What is asked – Pictures do not belong in the copy; quote every entry below exactly.
•••••
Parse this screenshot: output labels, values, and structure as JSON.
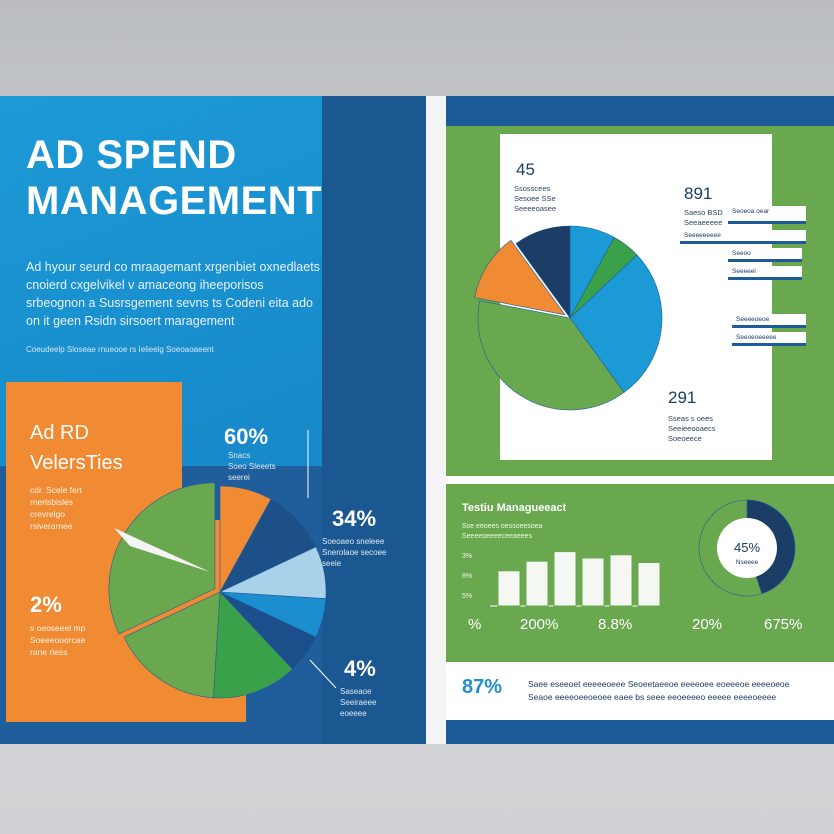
{
  "left_page": {
    "title_line1": "AD SPEND",
    "title_line2": "MANAGEMENT",
    "intro_lines": [
      "Ad hyour seurd co mraagemant xrgenbiet oxnedlaets",
      "cnoierd cxgelvikel v amaceong iheeporisos",
      "srbeognon a Susrsgement sevns ts Codeni eita ado",
      "on it geen Rsidn sirsoert maragement"
    ],
    "intro_caption": "Coeudeelp Sloseae rnueooe rs Ielieelg Soeoaoaeent",
    "orange_heading_line1": "Ad RD",
    "orange_heading_line2": "VelersTies",
    "orange_small_lines": [
      "cdr. Scele fert",
      "rnerlsbisles",
      "crevrelgo",
      "rsiverarnee"
    ],
    "orange_pct": "2%",
    "orange_pct_caption": [
      "s oeoseeel mp",
      "Soeeeooorcae",
      "rane riess"
    ],
    "callouts": [
      {
        "pct": "60%",
        "caption": [
          "Snacs",
          "Soeo Sleeets",
          "seerei"
        ]
      },
      {
        "pct": "34%",
        "caption": [
          "Soeoaeo sneleee",
          "Snerolaoe secoee",
          "seeie"
        ]
      },
      {
        "pct": "4%",
        "caption": [
          "Saseaoe",
          "Seeiraeee",
          "eoeeee"
        ]
      }
    ]
  },
  "right_page": {
    "card_values": [
      {
        "num": "45",
        "caption": [
          "Ssosscees",
          "Sesoee SSe",
          "Seeeeoasee"
        ]
      },
      {
        "num": "891",
        "caption": [
          "Saeso BSD",
          "Seeaeeeee"
        ]
      },
      {
        "num": "291",
        "caption": [
          "Sseas s oees",
          "Seeieeooaecs",
          "Soeoeece"
        ]
      }
    ],
    "legend_cards": [
      "Seoeoa oear",
      "Seeeeeeeee",
      "Seeoo",
      "Seeeeel",
      "Seeeeoeoe",
      "Seeoeoeeeee"
    ],
    "section2_title": "Testiu Managueeact",
    "section2_tiny": [
      "Sse eeoees oessoeesoea",
      "Seeeeoeeeeceeaeees"
    ],
    "bar_axis_labels": [
      "3%",
      "8%",
      "5%"
    ],
    "section2_pcts": [
      "%",
      "200%",
      "8.8%",
      "20%",
      "675%"
    ],
    "donut_value": "45%",
    "donut_label": "Nseeee",
    "footer_pct": "87%",
    "footer_lines": [
      "Saee eseeoet eeeeeoeee Seoeetaeeoe eeeeoee eoeeeoe eeeeoeoe",
      "Seaoe eeeeoeeoeoee eaee bs seee eeoeeeeo eeeee eeeeoeeee"
    ]
  },
  "colors": {
    "blue_dark": "#1d5c98",
    "blue_mid": "#1f5e9a",
    "blue_light": "#1c9ad6",
    "green": "#6aa84f",
    "orange": "#f08a33",
    "navy": "#1b3d66"
  },
  "chart_data": [
    {
      "type": "pie",
      "name": "left-pie",
      "labels": [
        "",
        "",
        "",
        "",
        "",
        "",
        "",
        ""
      ],
      "values": [
        8,
        10,
        8,
        6,
        6,
        13,
        17,
        32
      ],
      "colors": [
        "#f08a33",
        "#1d4f88",
        "#a9d2ea",
        "#1c8ed0",
        "#1b4f8c",
        "#3aa04a",
        "#6aa84f",
        "#6aa84f"
      ]
    },
    {
      "type": "pie",
      "name": "right-pie",
      "labels": [
        "",
        "",
        "",
        "",
        "",
        ""
      ],
      "values": [
        8,
        5,
        27,
        38,
        12,
        10
      ],
      "colors": [
        "#1c9ad6",
        "#3aa04a",
        "#1c9ad6",
        "#6aa84f",
        "#f08a33",
        "#1b3d66"
      ]
    },
    {
      "type": "bar",
      "name": "section2-bars",
      "categories": [
        "",
        "",
        "",
        "",
        "",
        ""
      ],
      "series": [
        {
          "values": [
            55,
            70,
            85,
            75,
            80,
            68
          ]
        }
      ],
      "ylim": [
        0,
        100
      ]
    },
    {
      "type": "pie",
      "name": "donut",
      "values": [
        45,
        55
      ],
      "colors": [
        "#1b3d66",
        "#6aa84f"
      ]
    }
  ]
}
•••••
Solution for this problem –
Parse this screenshot: output labels, values, and structure as JSON.
{
  "left_page": {
    "title_line1": "AD SPEND",
    "title_line2": "MANAGEMENT",
    "intro_lines": [
      "Ad hyour seurd co mraagemant xrgenbiet oxnedlaets",
      "cnoierd cxgelvikel v amaceong iheeporisos",
      "srbeognon a Susrsgement sevns ts Codeni eita ado",
      "on it geen Rsidn sirsoert maragement"
    ],
    "intro_caption": "Coeudeelp Sloseae rnueooe rs Ielieelg Soeoaoaeent",
    "orange_heading_line1": "Ad RD",
    "orange_heading_line2": "VelersTies",
    "orange_small_lines": [
      "cdr. Scele fert",
      "rnerlsbisles",
      "crevrelgo",
      "rsiverarnee"
    ],
    "orange_pct": "2%",
    "orange_pct_caption": [
      "s oeoseeel mp",
      "Soeeeooorcae",
      "rane riess"
    ],
    "callouts": [
      {
        "pct": "60%",
        "caption": [
          "Snacs",
          "Soeo Sleeets",
          "seerei"
        ]
      },
      {
        "pct": "34%",
        "caption": [
          "Soeoaeo sneleee",
          "Snerolaoe secoee",
          "seeie"
        ]
      },
      {
        "pct": "4%",
        "caption": [
          "Saseaoe",
          "Seeiraeee",
          "eoeeee"
        ]
      }
    ]
  },
  "right_page": {
    "card_values": [
      {
        "num": "45",
        "caption": [
          "Ssosscees",
          "Sesoee SSe",
          "Seeeeoasee"
        ]
      },
      {
        "num": "891",
        "caption": [
          "Saeso BSD",
          "Seeaeeeee"
        ]
      },
      {
        "num": "291",
        "caption": [
          "Sseas s oees",
          "Seeieeooaecs",
          "Soeoeece"
        ]
      }
    ],
    "legend_cards": [
      "Seoeoa oear",
      "Seeeeeeeee",
      "Seeoo",
      "Seeeeel",
      "Seeeeoeoe",
      "Seeoeoeeeee"
    ],
    "section2_title": "Testiu Managueeact",
    "section2_tiny": [
      "Sse eeoees oessoeesoea",
      "Seeeeoeeeeceeaeees"
    ],
    "bar_axis_labels": [
      "3%",
      "8%",
      "5%"
    ],
    "section2_pcts": [
      "%",
      "200%",
      "8.8%",
      "20%",
      "675%"
    ],
    "donut_value": "45%",
    "donut_label": "Nseeee",
    "footer_pct": "87%",
    "footer_lines": [
      "Saee eseeoet eeeeeoeee Seoeetaeeoe eeeeoee eoeeeoe eeeeoeoe",
      "Seaoe eeeeoeeoeoee eaee bs seee eeoeeeeo eeeee eeeeoeeee"
    ]
  },
  "colors": {
    "blue_dark": "#1d5c98",
    "blue_mid": "#1f5e9a",
    "blue_light": "#1c9ad6",
    "green": "#6aa84f",
    "orange": "#f08a33",
    "navy": "#1b3d66"
  },
  "chart_data": [
    {
      "type": "pie",
      "name": "left-pie",
      "labels": [
        "",
        "",
        "",
        "",
        "",
        "",
        "",
        ""
      ],
      "values": [
        8,
        10,
        8,
        6,
        6,
        13,
        17,
        32
      ],
      "colors": [
        "#f08a33",
        "#1d4f88",
        "#a9d2ea",
        "#1c8ed0",
        "#1b4f8c",
        "#3aa04a",
        "#6aa84f",
        "#6aa84f"
      ]
    },
    {
      "type": "pie",
      "name": "right-pie",
      "labels": [
        "",
        "",
        "",
        "",
        "",
        ""
      ],
      "values": [
        8,
        5,
        27,
        38,
        12,
        10
      ],
      "colors": [
        "#1c9ad6",
        "#3aa04a",
        "#1c9ad6",
        "#6aa84f",
        "#f08a33",
        "#1b3d66"
      ]
    },
    {
      "type": "bar",
      "name": "section2-bars",
      "categories": [
        "",
        "",
        "",
        "",
        "",
        ""
      ],
      "series": [
        {
          "values": [
            55,
            70,
            85,
            75,
            80,
            68
          ]
        }
      ],
      "ylim": [
        0,
        100
      ]
    },
    {
      "type": "pie",
      "name": "donut",
      "values": [
        45,
        55
      ],
      "colors": [
        "#1b3d66",
        "#6aa84f"
      ]
    }
  ]
}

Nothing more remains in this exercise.